There was no domestic consensus on imperial politics. Most Canadians of British ancestry, some 55.5 percent of the population according to the 1911 census, supported the crown. Those of French ancestry, just less than 28 percent of the population and the second largest group by far, were more critical, often ready to defend Canada and its interests at home but not Britain’s territories and interests abroad. Immigrant groups with ties to Central Europe, including the 6 percent of the population that was German, had appreciably different views of the July crisis. Many European immigrants, in fact, were still reservists in their home countries and liable to military recall in the event of war.

The historic peace churches opposed any conflict, imperial or otherwise, while in rural areas such as western Canada, farming communities that might have supported war could not envisage compulsory service, which would strip them of badly needed labour.

There was also a nasty, complex debate over pre-war naval policy, occasioned by Britain’s naval race with Germany and the way in which this impacted, and was impacted by, London’s continuing responsibility for the defence of Canada’s coasts. The question pitted economy-minded Liberals against pro-British Conservatives. French-Canadian autonomists in the province of Quebec, unconvinced of the “péril Allemand,” opposed most forms of collaboration with the Royal Navy, though financial contributions were more palatable than Canadian ships and Canadian men. They also opposed any form of commitment that might increase the likelihood of Canadians fighting on land in the empire’s wars or encourage the introduction of compulsory service.

§ ITEMS
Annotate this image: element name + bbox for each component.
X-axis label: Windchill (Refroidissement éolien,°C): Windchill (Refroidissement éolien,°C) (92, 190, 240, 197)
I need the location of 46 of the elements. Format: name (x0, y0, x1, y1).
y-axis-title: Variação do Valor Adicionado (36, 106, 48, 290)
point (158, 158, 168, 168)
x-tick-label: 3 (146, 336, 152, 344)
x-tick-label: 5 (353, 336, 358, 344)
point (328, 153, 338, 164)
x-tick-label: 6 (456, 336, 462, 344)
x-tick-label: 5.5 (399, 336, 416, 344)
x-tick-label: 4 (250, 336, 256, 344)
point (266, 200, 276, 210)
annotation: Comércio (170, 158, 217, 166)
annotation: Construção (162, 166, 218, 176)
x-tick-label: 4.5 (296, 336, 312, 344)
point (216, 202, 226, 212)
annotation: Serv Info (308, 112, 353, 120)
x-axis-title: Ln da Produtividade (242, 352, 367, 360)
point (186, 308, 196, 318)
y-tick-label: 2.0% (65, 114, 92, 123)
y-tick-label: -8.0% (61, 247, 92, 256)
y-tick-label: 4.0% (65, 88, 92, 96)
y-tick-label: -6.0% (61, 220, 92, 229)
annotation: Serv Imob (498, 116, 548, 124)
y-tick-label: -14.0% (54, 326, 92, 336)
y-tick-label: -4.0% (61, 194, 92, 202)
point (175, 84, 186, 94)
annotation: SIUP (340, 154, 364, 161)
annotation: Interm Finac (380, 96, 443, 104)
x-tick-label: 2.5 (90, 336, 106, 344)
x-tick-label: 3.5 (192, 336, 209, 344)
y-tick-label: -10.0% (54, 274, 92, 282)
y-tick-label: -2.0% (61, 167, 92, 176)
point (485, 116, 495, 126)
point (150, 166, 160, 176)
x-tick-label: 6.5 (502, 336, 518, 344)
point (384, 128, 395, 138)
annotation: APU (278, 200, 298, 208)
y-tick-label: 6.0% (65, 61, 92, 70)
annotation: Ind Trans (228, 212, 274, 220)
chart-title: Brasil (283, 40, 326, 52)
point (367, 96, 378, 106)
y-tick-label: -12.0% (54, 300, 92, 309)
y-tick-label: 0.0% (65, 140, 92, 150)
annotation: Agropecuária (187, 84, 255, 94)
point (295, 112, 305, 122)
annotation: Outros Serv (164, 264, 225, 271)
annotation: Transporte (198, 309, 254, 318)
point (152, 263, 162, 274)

§ TASK DIRECTIONS
Continue the passage on pre-war Canadian divisions over imperial politics, picking up right after its last sentence.

§ EXPECTED ANSWER
The Liberals’ electoral defeat in 1911 came one year after the party’s compromise naval bill had created a small national navy on call to London in an emergency. Liberal defeat was due in part to French Canadian dissatisfaction at the extent to which the navy’s existence now guaranteed Canadian involvement in imperial struggles. It was also due to the criticism of Anglophile loyalists who insisted that Canada should have done far more than cobble together a “tin-pot navy” in the aftermath of the Dreadnought Crisis and Britain’s request to the dominions for financial assistance.

The Conservative counter-effort, led by Robert Borden (1854-1937), introduced in December 1912, was to follow the lead of Australia and New Zealand in offering Britain $35 million towards the construction of dreadnoughts. The bill passed the House of Commons after the government’s extraordinary use of closure to end an opposition filibuster, but died in the Liberal-dominated Senate in 1913.

Mobilization and the First Contingent

In the heady, terrifying days of August 1914, much of this did not matter. As a British colony, the Dominion of Canada did not control its own foreign policy, and Britain’s declaration of war meant that Canada too was involved. Newfoundland, or what is now the Canadian province of Newfoundland and Labrador, with its population of just under 250,000 was also a separate imperial entity in 1914 and, like Canada, automatically at war.

What each dominion could and did control was the size and nature of its wartime contingents, an exercise of colonial sovereignty that would grow into a substantial inconvenience for authorities in London and at General Headquarters in France. Canada offered shipments of grain, cheese, horses, and other non-military items immediately in early August, but promised a division’s worth of infantry, with plans soon announced to raise a second.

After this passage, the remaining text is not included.